▸ The request
Below is a block of records; repeat each one exactly.

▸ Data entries
▼▼▼
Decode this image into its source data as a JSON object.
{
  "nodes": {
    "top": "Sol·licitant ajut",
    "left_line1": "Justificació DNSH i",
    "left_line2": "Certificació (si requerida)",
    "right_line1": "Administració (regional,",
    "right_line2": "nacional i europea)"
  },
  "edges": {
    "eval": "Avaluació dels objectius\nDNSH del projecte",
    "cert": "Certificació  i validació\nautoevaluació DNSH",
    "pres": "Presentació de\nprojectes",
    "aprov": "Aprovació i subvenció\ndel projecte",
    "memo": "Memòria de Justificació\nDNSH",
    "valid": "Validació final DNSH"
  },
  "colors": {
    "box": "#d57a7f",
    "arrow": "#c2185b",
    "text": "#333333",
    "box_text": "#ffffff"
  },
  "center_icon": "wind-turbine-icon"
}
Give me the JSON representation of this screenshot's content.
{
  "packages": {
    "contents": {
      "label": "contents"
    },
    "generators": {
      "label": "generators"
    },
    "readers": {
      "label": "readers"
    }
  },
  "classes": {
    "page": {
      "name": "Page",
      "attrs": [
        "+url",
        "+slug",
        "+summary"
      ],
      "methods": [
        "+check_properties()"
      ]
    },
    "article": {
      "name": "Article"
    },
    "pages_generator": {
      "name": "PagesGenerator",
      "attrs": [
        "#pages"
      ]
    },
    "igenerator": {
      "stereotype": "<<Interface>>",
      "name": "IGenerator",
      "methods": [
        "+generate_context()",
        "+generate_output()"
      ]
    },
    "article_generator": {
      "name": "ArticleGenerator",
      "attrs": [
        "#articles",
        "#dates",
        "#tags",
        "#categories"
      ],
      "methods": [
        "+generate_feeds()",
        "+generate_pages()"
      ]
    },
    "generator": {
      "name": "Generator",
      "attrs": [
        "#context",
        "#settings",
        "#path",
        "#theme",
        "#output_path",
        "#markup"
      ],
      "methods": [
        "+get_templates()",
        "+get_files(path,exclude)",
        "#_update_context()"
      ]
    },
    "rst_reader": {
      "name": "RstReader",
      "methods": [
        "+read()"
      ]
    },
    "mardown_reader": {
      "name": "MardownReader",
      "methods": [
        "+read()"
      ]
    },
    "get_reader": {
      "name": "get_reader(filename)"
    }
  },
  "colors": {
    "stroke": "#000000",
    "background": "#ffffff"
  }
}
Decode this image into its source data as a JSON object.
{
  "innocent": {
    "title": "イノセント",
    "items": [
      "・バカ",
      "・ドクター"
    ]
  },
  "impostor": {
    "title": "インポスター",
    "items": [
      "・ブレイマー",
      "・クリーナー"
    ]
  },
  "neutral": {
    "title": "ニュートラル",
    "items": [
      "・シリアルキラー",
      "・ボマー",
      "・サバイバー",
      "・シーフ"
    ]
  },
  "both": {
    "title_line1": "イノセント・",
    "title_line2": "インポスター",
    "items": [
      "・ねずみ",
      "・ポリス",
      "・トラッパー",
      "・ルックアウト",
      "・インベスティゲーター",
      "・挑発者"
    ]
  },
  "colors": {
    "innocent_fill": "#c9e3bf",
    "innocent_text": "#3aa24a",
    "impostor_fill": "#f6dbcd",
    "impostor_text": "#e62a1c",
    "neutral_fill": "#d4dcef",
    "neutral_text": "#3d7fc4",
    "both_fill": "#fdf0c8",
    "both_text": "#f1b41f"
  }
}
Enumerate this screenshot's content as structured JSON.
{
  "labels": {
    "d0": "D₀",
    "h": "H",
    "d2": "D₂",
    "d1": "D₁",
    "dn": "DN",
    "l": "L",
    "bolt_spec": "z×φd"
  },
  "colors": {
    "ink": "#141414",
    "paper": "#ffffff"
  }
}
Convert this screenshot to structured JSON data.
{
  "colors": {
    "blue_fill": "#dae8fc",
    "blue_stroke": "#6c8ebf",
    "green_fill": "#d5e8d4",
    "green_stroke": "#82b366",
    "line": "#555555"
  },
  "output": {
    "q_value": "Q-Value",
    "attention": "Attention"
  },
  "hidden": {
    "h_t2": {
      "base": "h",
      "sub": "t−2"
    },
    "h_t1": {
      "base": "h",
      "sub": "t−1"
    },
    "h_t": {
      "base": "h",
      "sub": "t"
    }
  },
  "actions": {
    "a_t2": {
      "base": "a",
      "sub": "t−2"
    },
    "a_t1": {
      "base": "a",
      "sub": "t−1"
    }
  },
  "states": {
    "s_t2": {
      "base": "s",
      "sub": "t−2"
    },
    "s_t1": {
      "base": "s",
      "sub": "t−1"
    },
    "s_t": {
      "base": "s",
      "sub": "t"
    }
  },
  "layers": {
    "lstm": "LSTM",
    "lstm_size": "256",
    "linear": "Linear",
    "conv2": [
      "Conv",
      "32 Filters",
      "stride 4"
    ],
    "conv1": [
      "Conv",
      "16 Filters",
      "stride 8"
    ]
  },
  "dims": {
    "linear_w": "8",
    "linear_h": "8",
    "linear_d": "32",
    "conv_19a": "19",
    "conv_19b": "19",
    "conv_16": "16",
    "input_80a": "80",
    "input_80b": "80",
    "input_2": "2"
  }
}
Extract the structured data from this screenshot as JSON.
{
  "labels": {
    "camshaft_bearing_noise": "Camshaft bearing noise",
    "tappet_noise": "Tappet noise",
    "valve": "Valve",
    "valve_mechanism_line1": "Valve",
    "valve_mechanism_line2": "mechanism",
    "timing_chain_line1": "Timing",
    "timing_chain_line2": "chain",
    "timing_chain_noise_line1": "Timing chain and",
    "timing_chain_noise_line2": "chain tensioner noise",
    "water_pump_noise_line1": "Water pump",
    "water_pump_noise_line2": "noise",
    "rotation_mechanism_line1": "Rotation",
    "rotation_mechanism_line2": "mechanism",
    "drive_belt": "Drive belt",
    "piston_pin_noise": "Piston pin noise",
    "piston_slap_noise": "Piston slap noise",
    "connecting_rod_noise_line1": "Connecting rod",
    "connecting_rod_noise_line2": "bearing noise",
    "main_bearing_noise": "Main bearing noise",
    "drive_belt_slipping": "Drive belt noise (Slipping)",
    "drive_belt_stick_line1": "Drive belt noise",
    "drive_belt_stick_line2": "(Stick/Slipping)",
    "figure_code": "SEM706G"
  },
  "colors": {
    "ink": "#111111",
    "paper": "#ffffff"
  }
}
▲▲▲
▸ Written solution
Decode this image into its source data as a JSON object.
{
  "nodes": {
    "top": "Sol·licitant ajut",
    "left_line1": "Justificació DNSH i",
    "left_line2": "Certificació (si requerida)",
    "right_line1": "Administració (regional,",
    "right_line2": "nacional i europea)"
  },
  "edges": {
    "eval": "Avaluació dels objectius\nDNSH del projecte",
    "cert": "Certificació  i validació\nautoevaluació DNSH",
    "pres": "Presentació de\nprojectes",
    "aprov": "Aprovació i subvenció\ndel projecte",
    "memo": "Memòria de Justificació\nDNSH",
    "valid": "Validació final DNSH"
  },
  "colors": {
    "box": "#d57a7f",
    "arrow": "#c2185b",
    "text": "#333333",
    "box_text": "#ffffff"
  },
  "center_icon": "wind-turbine-icon"
}
Give me the JSON representation of this screenshot's content.
{
  "packages": {
    "contents": {
      "label": "contents"
    },
    "generators": {
      "label": "generators"
    },
    "readers": {
      "label": "readers"
    }
  },
  "classes": {
    "page": {
      "name": "Page",
      "attrs": [
        "+url",
        "+slug",
        "+summary"
      ],
      "methods": [
        "+check_properties()"
      ]
    },
    "article": {
      "name": "Article"
    },
    "pages_generator": {
      "name": "PagesGenerator",
      "attrs": [
        "#pages"
      ]
    },
    "igenerator": {
      "stereotype": "<<Interface>>",
      "name": "IGenerator",
      "methods": [
        "+generate_context()",
        "+generate_output()"
      ]
    },
    "article_generator": {
      "name": "ArticleGenerator",
      "attrs": [
        "#articles",
        "#dates",
        "#tags",
        "#categories"
      ],
      "methods": [
        "+generate_feeds()",
        "+generate_pages()"
      ]
    },
    "generator": {
      "name": "Generator",
      "attrs": [
        "#context",
        "#settings",
        "#path",
        "#theme",
        "#output_path",
        "#markup"
      ],
      "methods": [
        "+get_templates()",
        "+get_files(path,exclude)",
        "#_update_context()"
      ]
    },
    "rst_reader": {
      "name": "RstReader",
      "methods": [
        "+read()"
      ]
    },
    "mardown_reader": {
      "name": "MardownReader",
      "methods": [
        "+read()"
      ]
    },
    "get_reader": {
      "name": "get_reader(filename)"
    }
  },
  "colors": {
    "stroke": "#000000",
    "background": "#ffffff"
  }
}
Decode this image into its source data as a JSON object.
{
  "innocent": {
    "title": "イノセント",
    "items": [
      "・バカ",
      "・ドクター"
    ]
  },
  "impostor": {
    "title": "インポスター",
    "items": [
      "・ブレイマー",
      "・クリーナー"
    ]
  },
  "neutral": {
    "title": "ニュートラル",
    "items": [
      "・シリアルキラー",
      "・ボマー",
      "・サバイバー",
      "・シーフ"
    ]
  },
  "both": {
    "title_line1": "イノセント・",
    "title_line2": "インポスター",
    "items": [
      "・ねずみ",
      "・ポリス",
      "・トラッパー",
      "・ルックアウト",
      "・インベスティゲーター",
      "・挑発者"
    ]
  },
  "colors": {
    "innocent_fill": "#c9e3bf",
    "innocent_text": "#3aa24a",
    "impostor_fill": "#f6dbcd",
    "impostor_text": "#e62a1c",
    "neutral_fill": "#d4dcef",
    "neutral_text": "#3d7fc4",
    "both_fill": "#fdf0c8",
    "both_text": "#f1b41f"
  }
}
Enumerate this screenshot's content as structured JSON.
{
  "labels": {
    "d0": "D₀",
    "h": "H",
    "d2": "D₂",
    "d1": "D₁",
    "dn": "DN",
    "l": "L",
    "bolt_spec": "z×φd"
  },
  "colors": {
    "ink": "#141414",
    "paper": "#ffffff"
  }
}
Convert this screenshot to structured JSON data.
{
  "colors": {
    "blue_fill": "#dae8fc",
    "blue_stroke": "#6c8ebf",
    "green_fill": "#d5e8d4",
    "green_stroke": "#82b366",
    "line": "#555555"
  },
  "output": {
    "q_value": "Q-Value",
    "attention": "Attention"
  },
  "hidden": {
    "h_t2": {
      "base": "h",
      "sub": "t−2"
    },
    "h_t1": {
      "base": "h",
      "sub": "t−1"
    },
    "h_t": {
      "base": "h",
      "sub": "t"
    }
  },
  "actions": {
    "a_t2": {
      "base": "a",
      "sub": "t−2"
    },
    "a_t1": {
      "base": "a",
      "sub": "t−1"
    }
  },
  "states": {
    "s_t2": {
      "base": "s",
      "sub": "t−2"
    },
    "s_t1": {
      "base": "s",
      "sub": "t−1"
    },
    "s_t": {
      "base": "s",
      "sub": "t"
    }
  },
  "layers": {
    "lstm": "LSTM",
    "lstm_size": "256",
    "linear": "Linear",
    "conv2": [
      "Conv",
      "32 Filters",
      "stride 4"
    ],
    "conv1": [
      "Conv",
      "16 Filters",
      "stride 8"
    ]
  },
  "dims": {
    "linear_w": "8",
    "linear_h": "8",
    "linear_d": "32",
    "conv_19a": "19",
    "conv_19b": "19",
    "conv_16": "16",
    "input_80a": "80",
    "input_80b": "80",
    "input_2": "2"
  }
}
Extract the structured data from this screenshot as JSON.
{
  "labels": {
    "camshaft_bearing_noise": "Camshaft bearing noise",
    "tappet_noise": "Tappet noise",
    "valve": "Valve",
    "valve_mechanism_line1": "Valve",
    "valve_mechanism_line2": "mechanism",
    "timing_chain_line1": "Timing",
    "timing_chain_line2": "chain",
    "timing_chain_noise_line1": "Timing chain and",
    "timing_chain_noise_line2": "chain tensioner noise",
    "water_pump_noise_line1": "Water pump",
    "water_pump_noise_line2": "noise",
    "rotation_mechanism_line1": "Rotation",
    "rotation_mechanism_line2": "mechanism",
    "drive_belt": "Drive belt",
    "piston_pin_noise": "Piston pin noise",
    "piston_slap_noise": "Piston slap noise",
    "connecting_rod_noise_line1": "Connecting rod",
    "connecting_rod_noise_line2": "bearing noise",
    "main_bearing_noise": "Main bearing noise",
    "drive_belt_slipping": "Drive belt noise (Slipping)",
    "drive_belt_stick_line1": "Drive belt noise",
    "drive_belt_stick_line2": "(Stick/Slipping)",
    "figure_code": "SEM706G"
  },
  "colors": {
    "ink": "#111111",
    "paper": "#ffffff"
  }
}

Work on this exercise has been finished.